## Data for processing
===============
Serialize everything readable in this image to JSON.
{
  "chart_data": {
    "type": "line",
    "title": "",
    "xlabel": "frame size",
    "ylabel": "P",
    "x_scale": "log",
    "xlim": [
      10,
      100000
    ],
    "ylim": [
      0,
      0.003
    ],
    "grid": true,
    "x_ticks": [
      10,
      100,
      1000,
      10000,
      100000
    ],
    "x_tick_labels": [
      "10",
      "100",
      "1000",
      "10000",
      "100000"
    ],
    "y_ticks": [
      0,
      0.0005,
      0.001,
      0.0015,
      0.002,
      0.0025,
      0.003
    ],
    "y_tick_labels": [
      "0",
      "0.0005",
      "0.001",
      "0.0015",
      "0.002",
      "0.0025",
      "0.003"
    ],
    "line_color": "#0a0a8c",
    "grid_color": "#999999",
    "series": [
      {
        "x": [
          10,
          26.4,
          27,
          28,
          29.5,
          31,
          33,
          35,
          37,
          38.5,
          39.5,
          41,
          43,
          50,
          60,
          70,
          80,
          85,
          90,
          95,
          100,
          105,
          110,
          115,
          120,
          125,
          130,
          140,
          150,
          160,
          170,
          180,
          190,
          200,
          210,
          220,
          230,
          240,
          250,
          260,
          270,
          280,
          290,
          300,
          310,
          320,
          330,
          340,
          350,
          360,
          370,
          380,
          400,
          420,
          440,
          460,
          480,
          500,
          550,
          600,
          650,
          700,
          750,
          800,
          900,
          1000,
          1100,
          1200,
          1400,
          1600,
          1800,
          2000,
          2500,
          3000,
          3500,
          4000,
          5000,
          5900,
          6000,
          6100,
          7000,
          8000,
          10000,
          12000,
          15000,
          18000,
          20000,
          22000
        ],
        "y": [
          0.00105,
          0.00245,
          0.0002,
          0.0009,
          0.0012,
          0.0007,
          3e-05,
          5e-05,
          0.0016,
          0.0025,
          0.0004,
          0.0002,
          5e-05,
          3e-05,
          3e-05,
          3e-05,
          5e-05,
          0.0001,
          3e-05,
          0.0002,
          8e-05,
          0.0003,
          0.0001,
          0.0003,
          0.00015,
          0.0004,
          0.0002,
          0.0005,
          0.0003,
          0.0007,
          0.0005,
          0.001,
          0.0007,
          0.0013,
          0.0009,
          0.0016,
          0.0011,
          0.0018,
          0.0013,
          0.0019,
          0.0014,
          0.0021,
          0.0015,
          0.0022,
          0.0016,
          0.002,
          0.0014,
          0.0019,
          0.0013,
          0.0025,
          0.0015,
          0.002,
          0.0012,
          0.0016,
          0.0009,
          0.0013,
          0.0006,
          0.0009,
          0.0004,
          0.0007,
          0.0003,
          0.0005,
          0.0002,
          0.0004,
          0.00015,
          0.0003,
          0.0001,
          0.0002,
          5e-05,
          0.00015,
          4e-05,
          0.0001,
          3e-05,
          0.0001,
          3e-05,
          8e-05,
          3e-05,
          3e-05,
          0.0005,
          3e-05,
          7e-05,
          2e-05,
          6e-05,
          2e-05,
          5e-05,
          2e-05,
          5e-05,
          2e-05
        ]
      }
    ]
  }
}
===============
## The request
Repeat every entry word for word.

## Output for this task
Serialize everything readable in this image to JSON.
{
  "chart_data": {
    "type": "line",
    "title": "",
    "xlabel": "frame size",
    "ylabel": "P",
    "x_scale": "log",
    "xlim": [
      10,
      100000
    ],
    "ylim": [
      0,
      0.003
    ],
    "grid": true,
    "x_ticks": [
      10,
      100,
      1000,
      10000,
      100000
    ],
    "x_tick_labels": [
      "10",
      "100",
      "1000",
      "10000",
      "100000"
    ],
    "y_ticks": [
      0,
      0.0005,
      0.001,
      0.0015,
      0.002,
      0.0025,
      0.003
    ],
    "y_tick_labels": [
      "0",
      "0.0005",
      "0.001",
      "0.0015",
      "0.002",
      "0.0025",
      "0.003"
    ],
    "line_color": "#0a0a8c",
    "grid_color": "#999999",
    "series": [
      {
        "x": [
          10,
          26.4,
          27,
          28,
          29.5,
          31,
          33,
          35,
          37,
          38.5,
          39.5,
          41,
          43,
          50,
          60,
          70,
          80,
          85,
          90,
          95,
          100,
          105,
          110,
          115,
          120,
          125,
          130,
          140,
          150,
          160,
          170,
          180,
          190,
          200,
          210,
          220,
          230,
          240,
          250,
          260,
          270,
          280,
          290,
          300,
          310,
          320,
          330,
          340,
          350,
          360,
          370,
          380,
          400,
          420,
          440,
          460,
          480,
          500,
          550,
          600,
          650,
          700,
          750,
          800,
          900,
          1000,
          1100,
          1200,
          1400,
          1600,
          1800,
          2000,
          2500,
          3000,
          3500,
          4000,
          5000,
          5900,
          6000,
          6100,
          7000,
          8000,
          10000,
          12000,
          15000,
          18000,
          20000,
          22000
        ],
        "y": [
          0.00105,
          0.00245,
          0.0002,
          0.0009,
          0.0012,
          0.0007,
          3e-05,
          5e-05,
          0.0016,
          0.0025,
          0.0004,
          0.0002,
          5e-05,
          3e-05,
          3e-05,
          3e-05,
          5e-05,
          0.0001,
          3e-05,
          0.0002,
          8e-05,
          0.0003,
          0.0001,
          0.0003,
          0.00015,
          0.0004,
          0.0002,
          0.0005,
          0.0003,
          0.0007,
          0.0005,
          0.001,
          0.0007,
          0.0013,
          0.0009,
          0.0016,
          0.0011,
          0.0018,
          0.0013,
          0.0019,
          0.0014,
          0.0021,
          0.0015,
          0.0022,
          0.0016,
          0.002,
          0.0014,
          0.0019,
          0.0013,
          0.0025,
          0.0015,
          0.002,
          0.0012,
          0.0016,
          0.0009,
          0.0013,
          0.0006,
          0.0009,
          0.0004,
          0.0007,
          0.0003,
          0.0005,
          0.0002,
          0.0004,
          0.00015,
          0.0003,
          0.0001,
          0.0002,
          5e-05,
          0.00015,
          4e-05,
          0.0001,
          3e-05,
          0.0001,
          3e-05,
          8e-05,
          3e-05,
          3e-05,
          0.0005,
          3e-05,
          7e-05,
          2e-05,
          6e-05,
          2e-05,
          5e-05,
          2e-05,
          5e-05,
          2e-05
        ]
      }
    ]
  }
}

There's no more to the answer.